What is asked → In the entries below, count every line with the string "affect". State the count and nothing else.

(Dataset excerpts)
++++++

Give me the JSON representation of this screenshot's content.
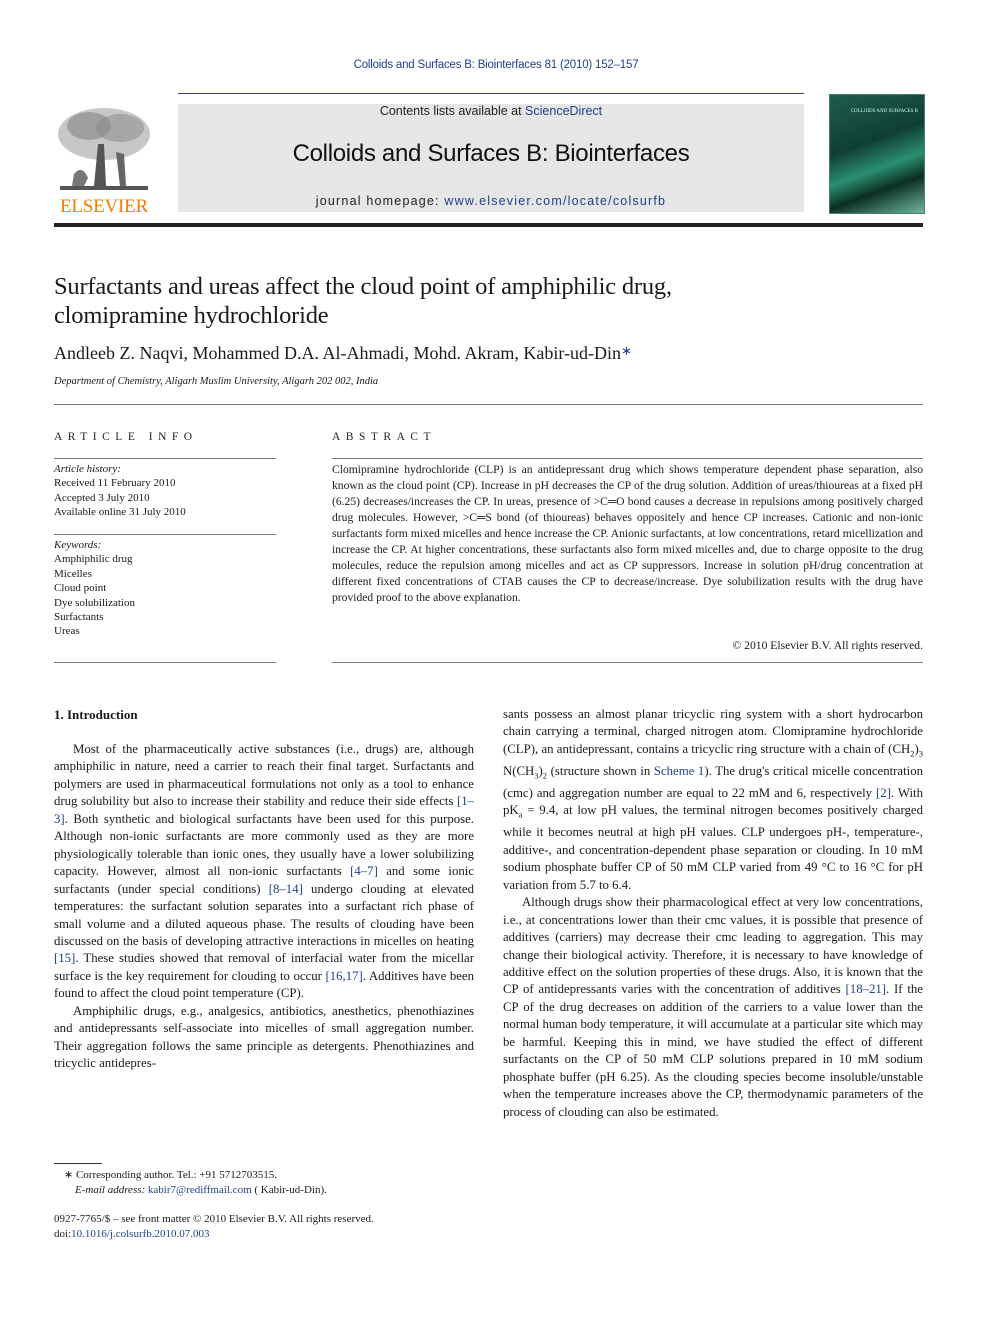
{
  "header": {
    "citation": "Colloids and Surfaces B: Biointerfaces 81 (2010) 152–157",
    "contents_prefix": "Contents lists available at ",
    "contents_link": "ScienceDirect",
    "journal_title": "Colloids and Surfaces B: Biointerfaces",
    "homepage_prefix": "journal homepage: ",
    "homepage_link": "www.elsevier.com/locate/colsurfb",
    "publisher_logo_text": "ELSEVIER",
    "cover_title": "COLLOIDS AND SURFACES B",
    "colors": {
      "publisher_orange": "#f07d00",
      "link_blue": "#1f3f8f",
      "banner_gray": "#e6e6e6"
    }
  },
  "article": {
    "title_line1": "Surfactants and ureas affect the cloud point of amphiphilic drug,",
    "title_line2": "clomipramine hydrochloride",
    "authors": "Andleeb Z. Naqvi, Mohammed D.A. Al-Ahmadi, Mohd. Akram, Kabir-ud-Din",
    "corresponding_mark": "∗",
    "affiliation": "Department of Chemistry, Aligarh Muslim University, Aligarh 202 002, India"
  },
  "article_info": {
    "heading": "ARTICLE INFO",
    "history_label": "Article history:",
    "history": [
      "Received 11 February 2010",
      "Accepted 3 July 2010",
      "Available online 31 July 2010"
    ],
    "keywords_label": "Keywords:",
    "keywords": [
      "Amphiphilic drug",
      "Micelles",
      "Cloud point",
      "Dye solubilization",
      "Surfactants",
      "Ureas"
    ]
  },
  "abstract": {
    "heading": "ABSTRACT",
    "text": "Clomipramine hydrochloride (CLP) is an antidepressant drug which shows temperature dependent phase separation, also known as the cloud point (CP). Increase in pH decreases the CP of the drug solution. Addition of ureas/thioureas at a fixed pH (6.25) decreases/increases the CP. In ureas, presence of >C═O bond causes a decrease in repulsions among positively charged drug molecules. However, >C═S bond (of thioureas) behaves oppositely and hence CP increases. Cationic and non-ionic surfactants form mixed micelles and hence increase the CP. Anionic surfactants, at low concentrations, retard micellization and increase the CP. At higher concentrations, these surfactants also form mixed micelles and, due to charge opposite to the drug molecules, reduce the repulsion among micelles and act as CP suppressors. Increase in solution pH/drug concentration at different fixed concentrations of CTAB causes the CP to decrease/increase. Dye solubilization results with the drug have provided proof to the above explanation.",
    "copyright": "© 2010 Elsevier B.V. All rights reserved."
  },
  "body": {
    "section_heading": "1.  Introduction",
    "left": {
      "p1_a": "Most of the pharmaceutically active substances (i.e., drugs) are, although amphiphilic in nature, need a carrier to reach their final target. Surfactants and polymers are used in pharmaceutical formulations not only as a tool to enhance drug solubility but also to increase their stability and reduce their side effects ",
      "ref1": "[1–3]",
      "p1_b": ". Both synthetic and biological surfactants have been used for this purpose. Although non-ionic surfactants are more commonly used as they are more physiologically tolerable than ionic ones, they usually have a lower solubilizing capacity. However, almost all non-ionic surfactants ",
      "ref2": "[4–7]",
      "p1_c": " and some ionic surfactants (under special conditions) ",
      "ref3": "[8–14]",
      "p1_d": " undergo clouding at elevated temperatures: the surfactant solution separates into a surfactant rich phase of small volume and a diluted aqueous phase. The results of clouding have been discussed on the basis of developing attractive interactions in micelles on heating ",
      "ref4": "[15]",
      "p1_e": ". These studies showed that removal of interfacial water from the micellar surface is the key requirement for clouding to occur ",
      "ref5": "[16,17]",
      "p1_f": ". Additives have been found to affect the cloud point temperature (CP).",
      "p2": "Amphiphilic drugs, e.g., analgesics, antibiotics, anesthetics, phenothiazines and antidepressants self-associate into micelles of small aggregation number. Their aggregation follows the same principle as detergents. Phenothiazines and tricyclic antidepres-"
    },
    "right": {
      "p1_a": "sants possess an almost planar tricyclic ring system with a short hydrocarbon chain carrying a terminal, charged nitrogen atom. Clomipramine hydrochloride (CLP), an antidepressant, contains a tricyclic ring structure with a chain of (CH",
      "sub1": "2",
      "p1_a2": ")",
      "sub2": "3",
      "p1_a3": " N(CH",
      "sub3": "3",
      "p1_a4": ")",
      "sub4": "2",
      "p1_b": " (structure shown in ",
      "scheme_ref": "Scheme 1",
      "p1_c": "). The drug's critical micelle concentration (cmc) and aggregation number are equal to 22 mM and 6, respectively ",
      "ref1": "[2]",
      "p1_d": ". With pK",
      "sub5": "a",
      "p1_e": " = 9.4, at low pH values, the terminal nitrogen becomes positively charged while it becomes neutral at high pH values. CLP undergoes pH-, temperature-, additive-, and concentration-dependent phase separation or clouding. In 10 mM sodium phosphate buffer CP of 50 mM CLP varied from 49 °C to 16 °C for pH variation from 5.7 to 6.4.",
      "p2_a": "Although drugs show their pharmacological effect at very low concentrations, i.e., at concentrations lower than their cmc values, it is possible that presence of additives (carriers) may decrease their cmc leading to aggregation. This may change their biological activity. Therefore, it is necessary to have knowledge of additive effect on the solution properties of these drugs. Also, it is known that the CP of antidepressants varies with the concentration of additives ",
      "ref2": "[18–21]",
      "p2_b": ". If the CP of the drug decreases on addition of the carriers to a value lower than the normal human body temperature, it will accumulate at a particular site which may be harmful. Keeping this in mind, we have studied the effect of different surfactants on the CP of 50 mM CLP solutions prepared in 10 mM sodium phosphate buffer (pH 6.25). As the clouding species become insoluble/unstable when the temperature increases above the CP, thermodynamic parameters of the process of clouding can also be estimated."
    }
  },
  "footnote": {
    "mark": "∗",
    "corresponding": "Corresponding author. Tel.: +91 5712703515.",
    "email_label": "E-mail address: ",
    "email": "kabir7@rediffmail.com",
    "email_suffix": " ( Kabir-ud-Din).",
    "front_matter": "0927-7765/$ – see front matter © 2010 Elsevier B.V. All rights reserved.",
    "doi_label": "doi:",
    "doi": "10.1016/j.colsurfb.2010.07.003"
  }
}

++++++

Final result → 2